Exercise goal | Search the listing below for "数据来源". Copy each matching line.

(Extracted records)
◆ ◆ ◆ ◆ ◆ ◆ ◆
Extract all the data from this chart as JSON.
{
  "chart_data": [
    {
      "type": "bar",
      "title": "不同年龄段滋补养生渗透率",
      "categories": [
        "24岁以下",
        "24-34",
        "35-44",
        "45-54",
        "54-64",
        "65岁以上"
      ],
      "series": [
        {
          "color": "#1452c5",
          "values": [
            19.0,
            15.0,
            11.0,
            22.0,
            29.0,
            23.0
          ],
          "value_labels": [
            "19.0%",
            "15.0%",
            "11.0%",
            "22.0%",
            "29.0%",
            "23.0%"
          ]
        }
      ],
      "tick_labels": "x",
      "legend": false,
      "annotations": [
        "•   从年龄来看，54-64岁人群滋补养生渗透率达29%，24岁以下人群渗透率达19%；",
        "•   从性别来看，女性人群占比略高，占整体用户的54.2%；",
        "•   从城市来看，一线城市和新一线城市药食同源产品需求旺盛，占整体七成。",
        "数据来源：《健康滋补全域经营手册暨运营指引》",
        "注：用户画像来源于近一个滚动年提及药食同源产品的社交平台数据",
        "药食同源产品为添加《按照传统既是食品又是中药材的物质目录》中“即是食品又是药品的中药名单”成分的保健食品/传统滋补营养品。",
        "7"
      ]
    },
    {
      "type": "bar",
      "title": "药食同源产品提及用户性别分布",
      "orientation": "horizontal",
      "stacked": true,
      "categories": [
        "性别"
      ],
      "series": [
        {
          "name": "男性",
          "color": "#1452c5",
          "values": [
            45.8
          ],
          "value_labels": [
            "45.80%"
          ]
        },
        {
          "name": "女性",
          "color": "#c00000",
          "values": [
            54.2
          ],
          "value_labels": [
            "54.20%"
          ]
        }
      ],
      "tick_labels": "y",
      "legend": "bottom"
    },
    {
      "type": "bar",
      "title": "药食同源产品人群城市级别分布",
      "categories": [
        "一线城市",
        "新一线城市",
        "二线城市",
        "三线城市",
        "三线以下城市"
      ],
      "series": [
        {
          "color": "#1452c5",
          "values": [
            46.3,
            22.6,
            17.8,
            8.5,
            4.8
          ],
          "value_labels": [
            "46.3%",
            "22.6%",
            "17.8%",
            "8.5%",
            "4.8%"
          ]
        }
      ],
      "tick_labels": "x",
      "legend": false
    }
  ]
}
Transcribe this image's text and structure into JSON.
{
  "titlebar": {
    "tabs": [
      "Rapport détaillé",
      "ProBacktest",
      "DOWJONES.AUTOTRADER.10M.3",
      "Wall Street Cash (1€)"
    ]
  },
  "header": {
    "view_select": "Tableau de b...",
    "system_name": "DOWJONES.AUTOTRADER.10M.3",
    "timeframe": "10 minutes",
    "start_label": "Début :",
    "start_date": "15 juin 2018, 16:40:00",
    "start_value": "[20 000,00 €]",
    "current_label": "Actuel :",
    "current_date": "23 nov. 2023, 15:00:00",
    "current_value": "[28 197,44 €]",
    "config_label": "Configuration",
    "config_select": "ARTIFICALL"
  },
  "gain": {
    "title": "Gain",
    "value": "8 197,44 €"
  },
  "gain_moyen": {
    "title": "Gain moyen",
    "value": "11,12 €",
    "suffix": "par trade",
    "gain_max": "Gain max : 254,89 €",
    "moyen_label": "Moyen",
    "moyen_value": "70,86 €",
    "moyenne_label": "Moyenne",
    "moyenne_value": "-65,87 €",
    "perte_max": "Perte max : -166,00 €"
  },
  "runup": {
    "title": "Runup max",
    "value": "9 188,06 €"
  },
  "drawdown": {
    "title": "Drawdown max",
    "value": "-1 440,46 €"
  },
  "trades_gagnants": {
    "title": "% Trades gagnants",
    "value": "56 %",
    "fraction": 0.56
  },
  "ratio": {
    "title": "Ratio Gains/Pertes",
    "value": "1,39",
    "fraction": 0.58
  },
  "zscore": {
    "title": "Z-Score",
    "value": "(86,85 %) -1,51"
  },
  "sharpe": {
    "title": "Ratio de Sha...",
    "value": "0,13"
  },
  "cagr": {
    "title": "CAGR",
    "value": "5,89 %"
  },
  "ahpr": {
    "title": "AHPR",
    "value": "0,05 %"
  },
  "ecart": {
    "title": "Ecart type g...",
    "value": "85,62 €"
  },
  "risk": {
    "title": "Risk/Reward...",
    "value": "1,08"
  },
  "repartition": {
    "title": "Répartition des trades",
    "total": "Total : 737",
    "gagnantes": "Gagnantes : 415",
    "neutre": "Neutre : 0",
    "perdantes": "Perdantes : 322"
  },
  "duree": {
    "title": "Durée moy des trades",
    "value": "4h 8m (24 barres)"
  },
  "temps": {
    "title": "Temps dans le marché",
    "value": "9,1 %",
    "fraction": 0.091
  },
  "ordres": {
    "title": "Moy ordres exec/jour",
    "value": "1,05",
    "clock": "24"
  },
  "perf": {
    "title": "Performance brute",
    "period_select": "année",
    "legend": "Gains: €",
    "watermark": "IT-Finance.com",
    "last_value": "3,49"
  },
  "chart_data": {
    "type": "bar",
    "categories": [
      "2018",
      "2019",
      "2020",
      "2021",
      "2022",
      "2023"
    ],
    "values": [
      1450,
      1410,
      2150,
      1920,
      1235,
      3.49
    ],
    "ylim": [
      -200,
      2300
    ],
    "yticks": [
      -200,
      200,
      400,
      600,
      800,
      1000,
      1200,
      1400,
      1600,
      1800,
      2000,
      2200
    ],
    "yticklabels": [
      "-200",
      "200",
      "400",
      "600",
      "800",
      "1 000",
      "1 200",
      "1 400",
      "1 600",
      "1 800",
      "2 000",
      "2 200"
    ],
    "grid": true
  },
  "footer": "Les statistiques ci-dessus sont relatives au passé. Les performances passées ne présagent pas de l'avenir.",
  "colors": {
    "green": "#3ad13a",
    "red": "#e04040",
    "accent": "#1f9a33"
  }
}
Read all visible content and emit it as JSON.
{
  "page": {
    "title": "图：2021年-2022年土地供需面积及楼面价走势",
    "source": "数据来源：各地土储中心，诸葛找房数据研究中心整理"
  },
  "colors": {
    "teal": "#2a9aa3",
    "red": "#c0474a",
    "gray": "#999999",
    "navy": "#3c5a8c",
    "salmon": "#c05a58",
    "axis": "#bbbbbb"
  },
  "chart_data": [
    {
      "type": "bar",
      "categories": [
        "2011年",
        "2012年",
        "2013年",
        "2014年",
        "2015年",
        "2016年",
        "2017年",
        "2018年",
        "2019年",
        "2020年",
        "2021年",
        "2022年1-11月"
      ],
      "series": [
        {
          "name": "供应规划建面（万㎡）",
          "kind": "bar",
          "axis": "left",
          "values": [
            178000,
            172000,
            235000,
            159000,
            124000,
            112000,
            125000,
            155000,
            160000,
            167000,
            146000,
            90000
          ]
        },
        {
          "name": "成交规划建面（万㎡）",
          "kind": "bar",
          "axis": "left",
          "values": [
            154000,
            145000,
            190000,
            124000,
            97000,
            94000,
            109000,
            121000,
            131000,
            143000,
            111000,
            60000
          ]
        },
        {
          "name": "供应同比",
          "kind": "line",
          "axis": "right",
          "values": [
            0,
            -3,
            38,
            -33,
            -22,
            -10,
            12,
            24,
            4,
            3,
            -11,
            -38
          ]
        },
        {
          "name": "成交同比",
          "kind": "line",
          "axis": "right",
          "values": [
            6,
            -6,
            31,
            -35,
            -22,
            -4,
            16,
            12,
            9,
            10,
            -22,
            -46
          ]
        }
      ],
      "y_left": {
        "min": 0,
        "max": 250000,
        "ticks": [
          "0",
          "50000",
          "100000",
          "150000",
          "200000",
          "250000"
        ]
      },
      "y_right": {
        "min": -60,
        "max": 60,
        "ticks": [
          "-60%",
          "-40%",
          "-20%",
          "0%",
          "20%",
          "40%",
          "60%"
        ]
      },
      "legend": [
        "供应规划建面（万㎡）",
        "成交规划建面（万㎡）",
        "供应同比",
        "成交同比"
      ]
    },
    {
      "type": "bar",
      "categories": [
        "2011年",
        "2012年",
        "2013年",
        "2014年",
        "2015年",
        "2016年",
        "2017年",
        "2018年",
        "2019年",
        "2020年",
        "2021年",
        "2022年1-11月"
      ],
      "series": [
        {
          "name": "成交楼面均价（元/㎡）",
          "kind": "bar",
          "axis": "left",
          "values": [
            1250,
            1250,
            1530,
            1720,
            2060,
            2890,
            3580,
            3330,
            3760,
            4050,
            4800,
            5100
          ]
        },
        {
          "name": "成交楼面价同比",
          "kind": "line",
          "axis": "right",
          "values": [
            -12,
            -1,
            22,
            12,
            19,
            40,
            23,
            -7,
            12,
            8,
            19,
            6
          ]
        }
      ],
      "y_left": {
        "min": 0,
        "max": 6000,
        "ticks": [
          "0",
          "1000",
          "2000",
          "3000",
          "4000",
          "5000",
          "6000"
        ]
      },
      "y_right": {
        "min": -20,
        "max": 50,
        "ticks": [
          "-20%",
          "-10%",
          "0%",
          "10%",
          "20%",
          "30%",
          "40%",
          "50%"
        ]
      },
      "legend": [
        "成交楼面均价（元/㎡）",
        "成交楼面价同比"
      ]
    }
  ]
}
◆ ◆ ◆ ◆ ◆ ◆ ◆
Expected output |
        "数据来源：《健康滋补全域经营手册暨运营指引》",
    "source": "数据来源：各地土储中心，诸葛找房数据研究中心整理"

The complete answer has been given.